→ EXERCISE MATERIALS
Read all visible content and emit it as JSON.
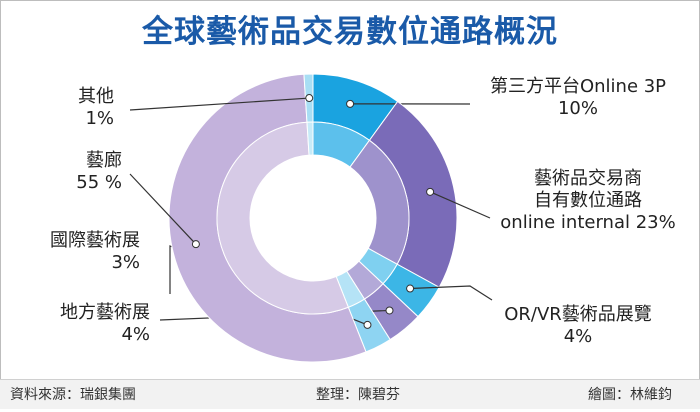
{
  "chart_data": {
    "type": "pie",
    "title": "全球藝術品交易數位通路概況",
    "slices": [
      {
        "name": "第三方平台Online 3P",
        "value_label": "10%",
        "value": 10,
        "color": "#1aa3e0",
        "inner_color": "#5cc0ec"
      },
      {
        "name_lines": [
          "藝術品交易商",
          "自有數位通路",
          "online internal 23%"
        ],
        "name": "藝術品交易商自有數位通路online internal",
        "value_label": "23%",
        "value": 23,
        "color": "#7a6bb8",
        "inner_color": "#9e92cc"
      },
      {
        "name": "OR/VR藝術品展覽",
        "value_label": "4%",
        "value": 4,
        "color": "#3cb6e6",
        "inner_color": "#7fd0f0"
      },
      {
        "name": "地方藝術展",
        "value_label": "4%",
        "value": 4,
        "color": "#9588c8",
        "inner_color": "#b3a9d8"
      },
      {
        "name": "國際藝術展",
        "value_label": "3%",
        "value": 3,
        "color": "#8ed4f2",
        "inner_color": "#b5e3f6"
      },
      {
        "name": "藝廊",
        "value_label": "55 %",
        "value": 55,
        "color": "#c3b2dc",
        "inner_color": "#d6cae6"
      },
      {
        "name": "其他",
        "value_label": "1%",
        "value": 1,
        "color": "#a8def4",
        "inner_color": "#c8ebf8"
      }
    ]
  },
  "footer": {
    "source": "資料來源：瑞銀集團",
    "editor": "整理：陳碧芬",
    "artist": "繪圖：林維鈞"
  }
}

→ STATED PROBLEM
Find the word "internal" in the data and copy out each line where it turns up.

→ OUTPUT OF THE EXERCISE
          "online internal 23%"
        "name": "藝術品交易商自有數位通路online internal",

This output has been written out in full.